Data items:

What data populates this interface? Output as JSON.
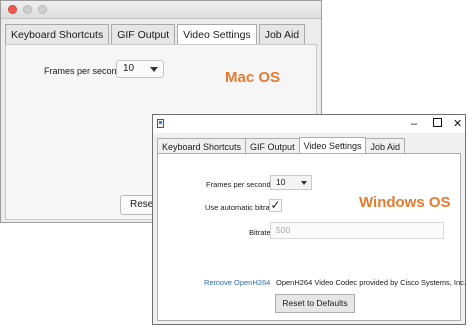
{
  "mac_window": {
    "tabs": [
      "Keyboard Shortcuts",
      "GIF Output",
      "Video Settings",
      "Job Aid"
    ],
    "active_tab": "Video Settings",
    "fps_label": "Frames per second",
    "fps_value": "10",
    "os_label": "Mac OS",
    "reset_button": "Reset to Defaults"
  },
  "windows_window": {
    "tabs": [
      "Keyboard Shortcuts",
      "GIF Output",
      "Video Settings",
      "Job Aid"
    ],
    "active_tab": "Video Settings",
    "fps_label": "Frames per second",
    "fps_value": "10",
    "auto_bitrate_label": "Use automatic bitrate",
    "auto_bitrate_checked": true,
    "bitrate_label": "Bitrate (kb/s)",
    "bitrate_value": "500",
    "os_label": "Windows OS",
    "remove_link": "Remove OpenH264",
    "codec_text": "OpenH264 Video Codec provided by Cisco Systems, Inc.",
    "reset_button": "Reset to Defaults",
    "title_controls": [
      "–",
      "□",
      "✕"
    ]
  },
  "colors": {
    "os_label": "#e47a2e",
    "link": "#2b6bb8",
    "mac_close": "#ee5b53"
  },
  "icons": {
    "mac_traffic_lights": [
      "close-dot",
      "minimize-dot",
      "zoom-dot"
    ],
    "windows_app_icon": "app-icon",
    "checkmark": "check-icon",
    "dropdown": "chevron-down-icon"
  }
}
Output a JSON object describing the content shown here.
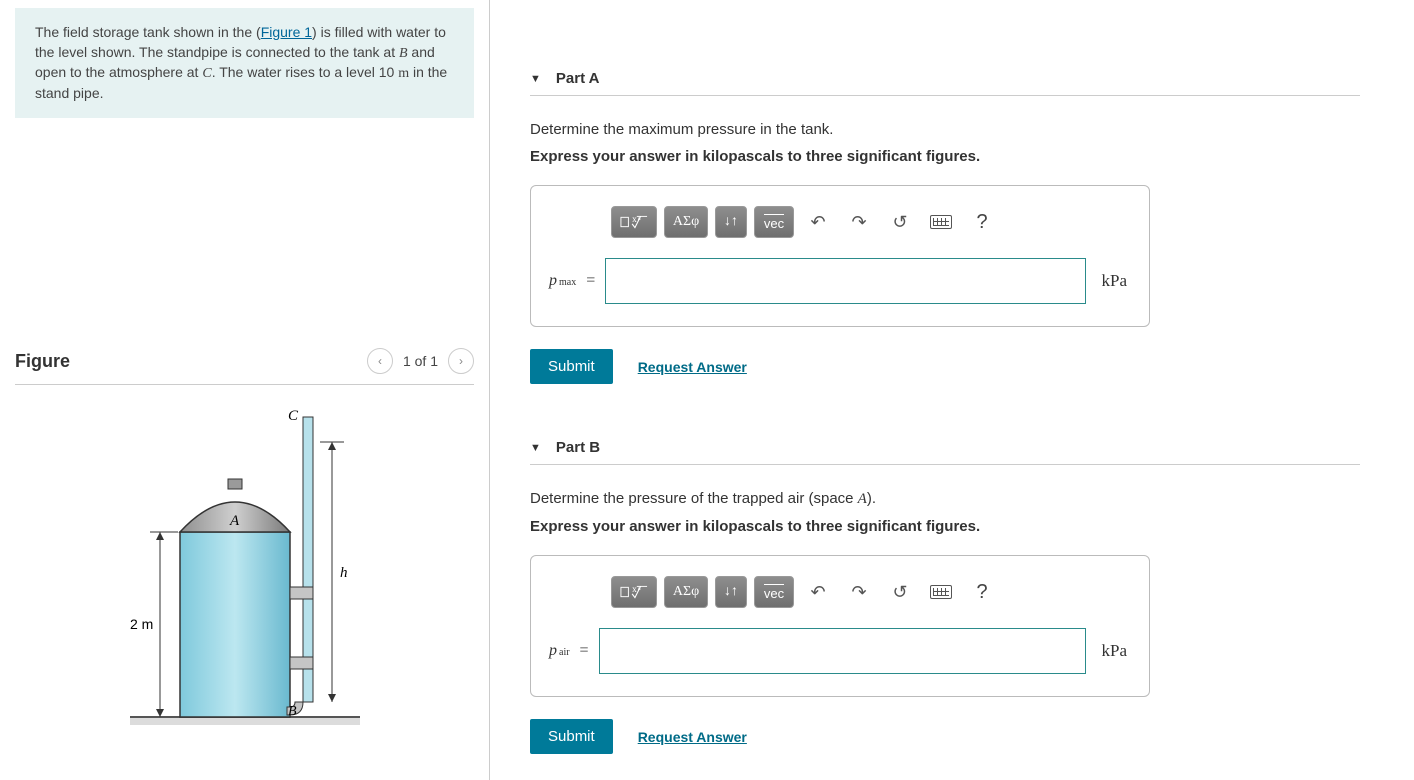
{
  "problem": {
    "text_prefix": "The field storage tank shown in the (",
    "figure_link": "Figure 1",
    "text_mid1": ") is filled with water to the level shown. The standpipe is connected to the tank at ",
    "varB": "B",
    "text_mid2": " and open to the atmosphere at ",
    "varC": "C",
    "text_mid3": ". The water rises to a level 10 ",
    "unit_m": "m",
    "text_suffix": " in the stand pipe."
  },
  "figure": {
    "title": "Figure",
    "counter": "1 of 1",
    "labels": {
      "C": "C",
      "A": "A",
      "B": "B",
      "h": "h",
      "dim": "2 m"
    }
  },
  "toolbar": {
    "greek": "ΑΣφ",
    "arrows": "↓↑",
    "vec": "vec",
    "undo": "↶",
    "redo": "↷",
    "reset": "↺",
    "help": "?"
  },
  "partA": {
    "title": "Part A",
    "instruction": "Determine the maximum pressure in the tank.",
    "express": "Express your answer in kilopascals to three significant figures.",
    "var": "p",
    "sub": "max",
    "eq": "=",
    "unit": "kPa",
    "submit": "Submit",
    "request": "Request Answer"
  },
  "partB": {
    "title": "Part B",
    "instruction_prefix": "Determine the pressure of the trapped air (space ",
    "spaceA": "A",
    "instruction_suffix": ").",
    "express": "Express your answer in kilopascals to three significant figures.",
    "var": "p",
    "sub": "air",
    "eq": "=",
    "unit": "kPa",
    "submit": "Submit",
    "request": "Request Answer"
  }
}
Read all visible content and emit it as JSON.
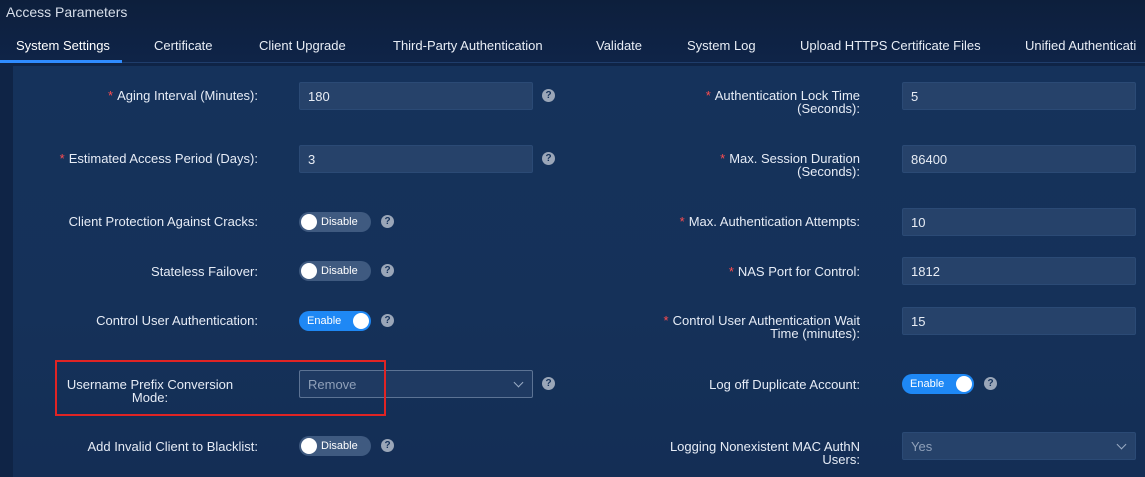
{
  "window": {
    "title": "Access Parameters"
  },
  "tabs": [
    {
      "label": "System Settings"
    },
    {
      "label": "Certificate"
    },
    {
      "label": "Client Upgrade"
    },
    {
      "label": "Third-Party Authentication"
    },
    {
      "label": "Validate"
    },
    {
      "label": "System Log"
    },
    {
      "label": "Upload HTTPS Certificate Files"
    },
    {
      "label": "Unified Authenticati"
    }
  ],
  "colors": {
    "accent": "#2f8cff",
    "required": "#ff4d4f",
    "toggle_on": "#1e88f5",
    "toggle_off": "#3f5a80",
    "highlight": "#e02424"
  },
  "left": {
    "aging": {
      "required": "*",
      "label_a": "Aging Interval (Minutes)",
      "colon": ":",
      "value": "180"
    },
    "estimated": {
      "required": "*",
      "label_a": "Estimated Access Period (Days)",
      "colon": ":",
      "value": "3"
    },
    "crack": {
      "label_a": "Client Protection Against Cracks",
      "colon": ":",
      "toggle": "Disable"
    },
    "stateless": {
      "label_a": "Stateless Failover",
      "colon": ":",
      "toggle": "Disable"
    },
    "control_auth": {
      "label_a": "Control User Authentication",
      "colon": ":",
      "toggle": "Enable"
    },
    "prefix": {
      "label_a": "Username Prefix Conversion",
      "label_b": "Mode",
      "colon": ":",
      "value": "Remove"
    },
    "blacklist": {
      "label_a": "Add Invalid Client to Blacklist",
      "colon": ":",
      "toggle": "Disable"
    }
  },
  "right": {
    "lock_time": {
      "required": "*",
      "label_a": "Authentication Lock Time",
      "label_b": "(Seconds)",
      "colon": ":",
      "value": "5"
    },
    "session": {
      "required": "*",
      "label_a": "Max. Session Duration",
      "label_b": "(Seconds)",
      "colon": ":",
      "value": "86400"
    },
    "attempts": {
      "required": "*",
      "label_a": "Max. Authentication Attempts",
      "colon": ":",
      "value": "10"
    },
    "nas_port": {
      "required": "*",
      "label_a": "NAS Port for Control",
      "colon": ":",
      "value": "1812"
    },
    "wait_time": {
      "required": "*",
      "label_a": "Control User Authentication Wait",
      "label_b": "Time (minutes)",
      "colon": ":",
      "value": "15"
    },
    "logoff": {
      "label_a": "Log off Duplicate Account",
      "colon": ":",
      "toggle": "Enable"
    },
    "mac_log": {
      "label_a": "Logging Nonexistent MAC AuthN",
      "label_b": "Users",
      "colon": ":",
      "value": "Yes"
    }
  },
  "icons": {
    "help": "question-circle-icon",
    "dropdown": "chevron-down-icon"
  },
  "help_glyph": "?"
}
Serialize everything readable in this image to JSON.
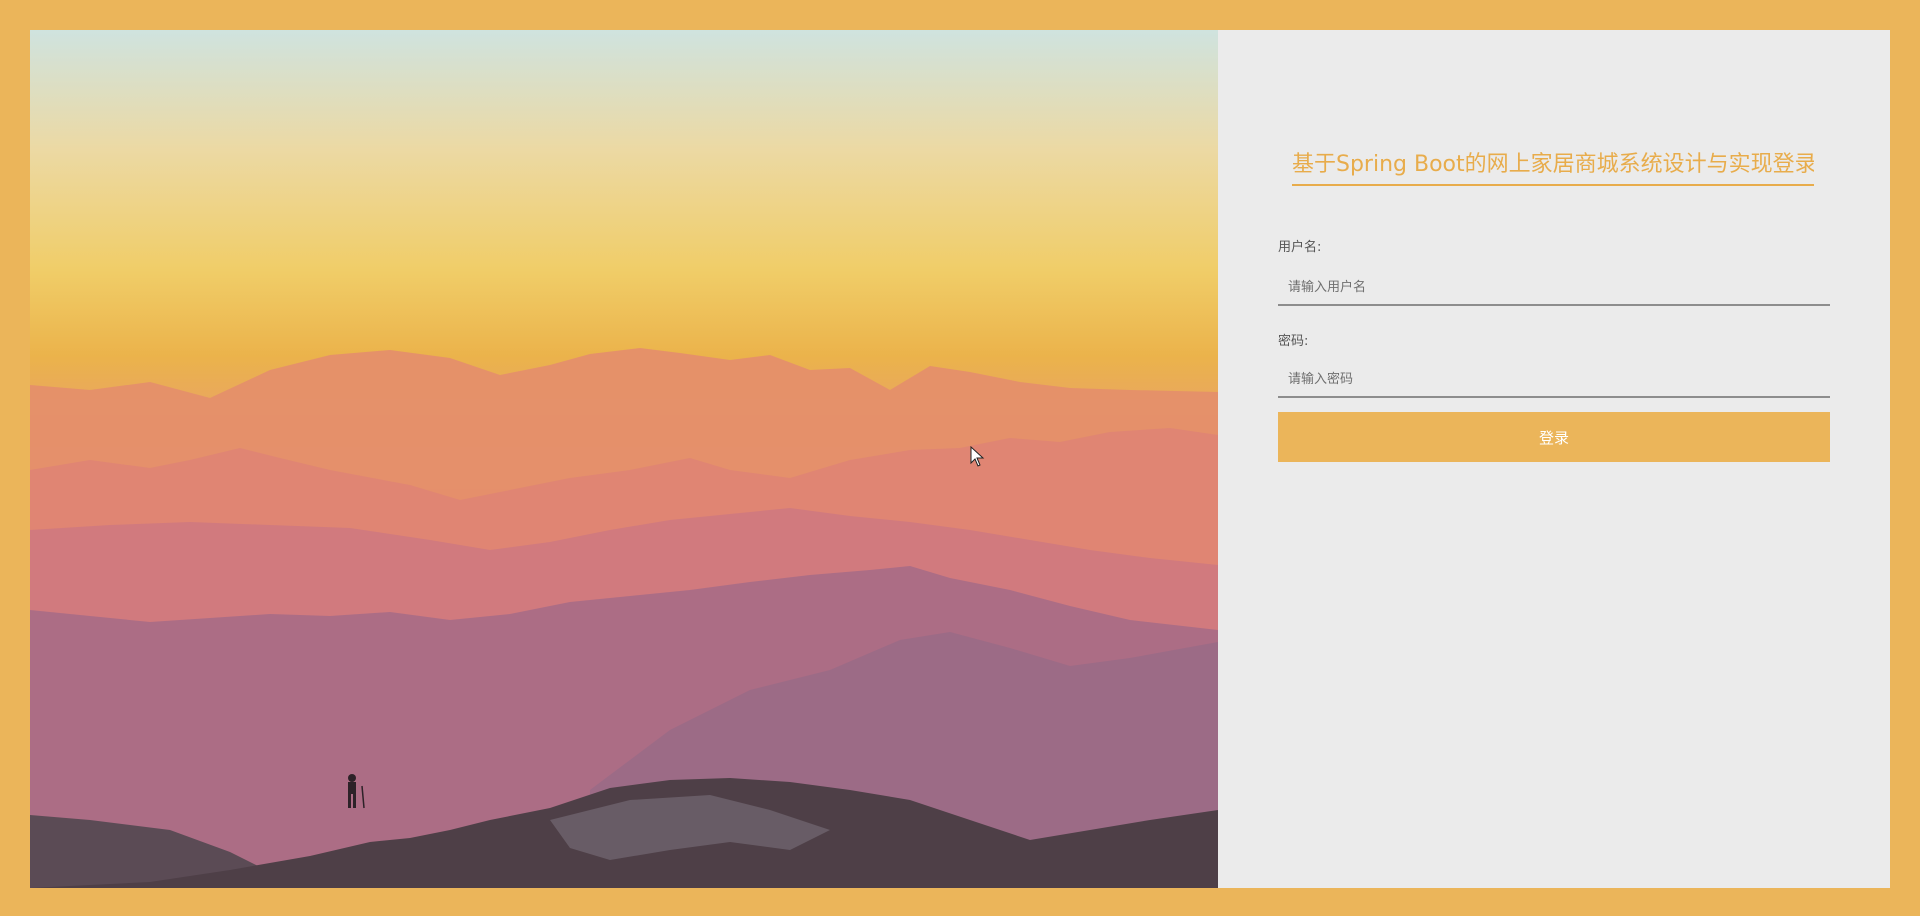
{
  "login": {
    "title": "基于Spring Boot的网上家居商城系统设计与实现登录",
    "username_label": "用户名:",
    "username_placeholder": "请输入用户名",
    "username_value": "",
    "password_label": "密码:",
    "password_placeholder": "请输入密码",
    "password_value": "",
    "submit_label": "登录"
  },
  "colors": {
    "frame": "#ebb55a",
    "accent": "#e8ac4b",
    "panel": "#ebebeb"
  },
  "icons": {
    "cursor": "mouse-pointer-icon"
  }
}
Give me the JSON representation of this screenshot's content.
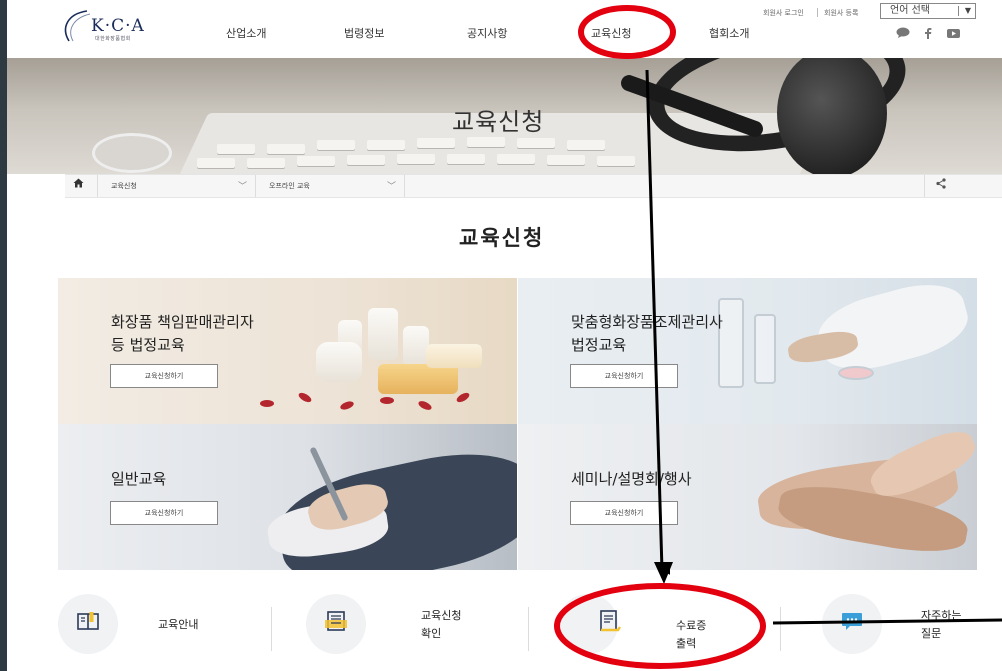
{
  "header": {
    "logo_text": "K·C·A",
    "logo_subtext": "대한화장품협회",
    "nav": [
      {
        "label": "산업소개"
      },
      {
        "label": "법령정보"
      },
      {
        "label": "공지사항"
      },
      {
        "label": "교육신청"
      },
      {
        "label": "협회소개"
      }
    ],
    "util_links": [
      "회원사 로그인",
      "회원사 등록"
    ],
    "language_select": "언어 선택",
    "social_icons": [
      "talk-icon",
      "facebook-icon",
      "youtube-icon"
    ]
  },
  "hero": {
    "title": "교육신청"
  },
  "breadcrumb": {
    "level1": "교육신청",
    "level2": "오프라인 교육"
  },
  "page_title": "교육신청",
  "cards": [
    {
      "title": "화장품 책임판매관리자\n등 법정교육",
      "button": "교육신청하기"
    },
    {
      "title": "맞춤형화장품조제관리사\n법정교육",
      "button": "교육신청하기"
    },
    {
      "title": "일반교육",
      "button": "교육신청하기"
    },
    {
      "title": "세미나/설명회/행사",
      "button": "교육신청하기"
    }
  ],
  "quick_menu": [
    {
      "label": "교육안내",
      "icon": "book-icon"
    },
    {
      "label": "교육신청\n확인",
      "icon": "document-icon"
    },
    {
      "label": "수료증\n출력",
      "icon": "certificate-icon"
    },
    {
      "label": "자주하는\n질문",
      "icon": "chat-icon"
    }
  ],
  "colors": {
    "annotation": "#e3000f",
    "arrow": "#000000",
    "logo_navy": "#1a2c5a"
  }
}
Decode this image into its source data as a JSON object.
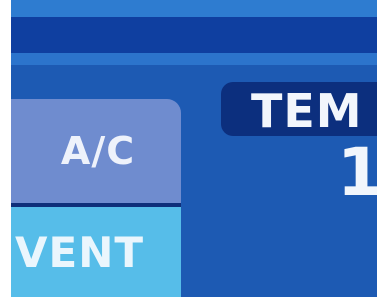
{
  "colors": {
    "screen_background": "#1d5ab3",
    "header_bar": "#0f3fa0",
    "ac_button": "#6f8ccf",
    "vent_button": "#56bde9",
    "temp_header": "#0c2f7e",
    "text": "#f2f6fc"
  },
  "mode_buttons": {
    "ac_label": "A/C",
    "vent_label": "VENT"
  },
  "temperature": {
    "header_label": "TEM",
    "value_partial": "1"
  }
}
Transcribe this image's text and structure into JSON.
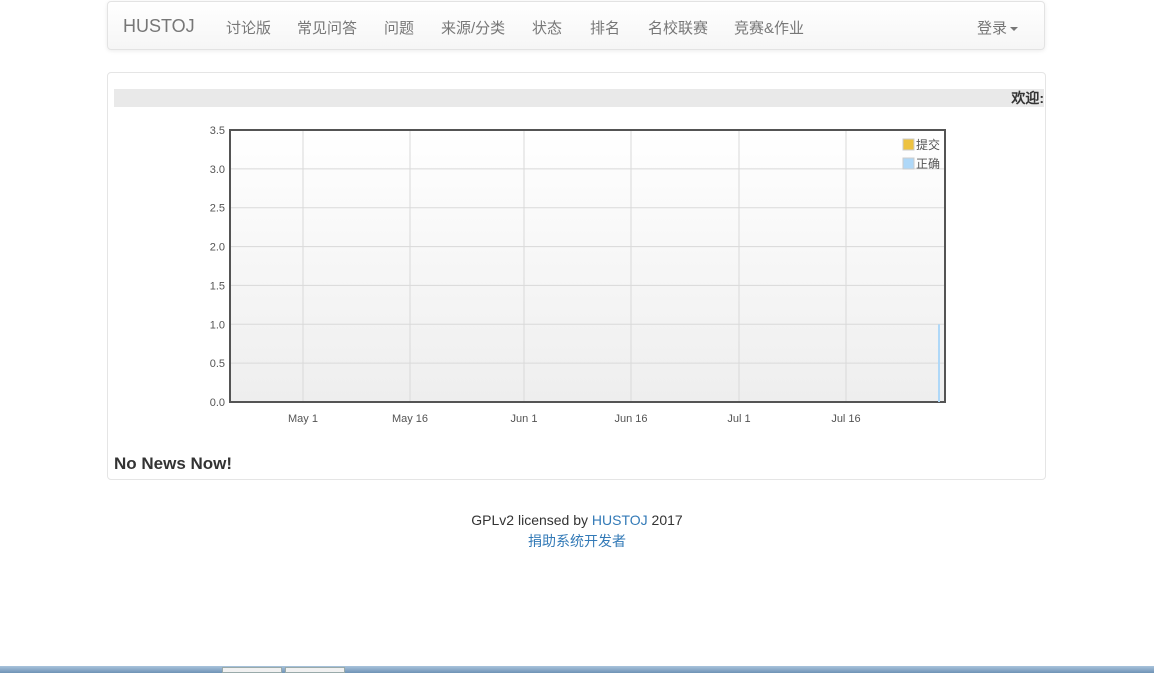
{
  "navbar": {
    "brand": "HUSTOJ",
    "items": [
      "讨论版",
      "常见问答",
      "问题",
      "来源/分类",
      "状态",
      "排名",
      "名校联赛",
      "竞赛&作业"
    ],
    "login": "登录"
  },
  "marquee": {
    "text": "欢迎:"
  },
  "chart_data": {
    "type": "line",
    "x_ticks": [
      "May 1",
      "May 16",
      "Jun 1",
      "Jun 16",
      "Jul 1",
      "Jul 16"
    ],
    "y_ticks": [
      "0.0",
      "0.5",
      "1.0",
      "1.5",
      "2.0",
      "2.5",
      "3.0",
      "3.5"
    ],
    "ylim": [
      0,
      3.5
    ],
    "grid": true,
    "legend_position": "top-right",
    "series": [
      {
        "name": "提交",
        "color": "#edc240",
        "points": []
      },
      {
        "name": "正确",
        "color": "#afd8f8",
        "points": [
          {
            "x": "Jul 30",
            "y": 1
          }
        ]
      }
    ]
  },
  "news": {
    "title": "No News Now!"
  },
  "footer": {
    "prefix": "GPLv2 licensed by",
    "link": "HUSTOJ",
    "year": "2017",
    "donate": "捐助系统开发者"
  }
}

To do: Copy each line of the listing in which the word "true" can be found.

The solution:
    "auto_bitrate_checked": true,
    "grid": true,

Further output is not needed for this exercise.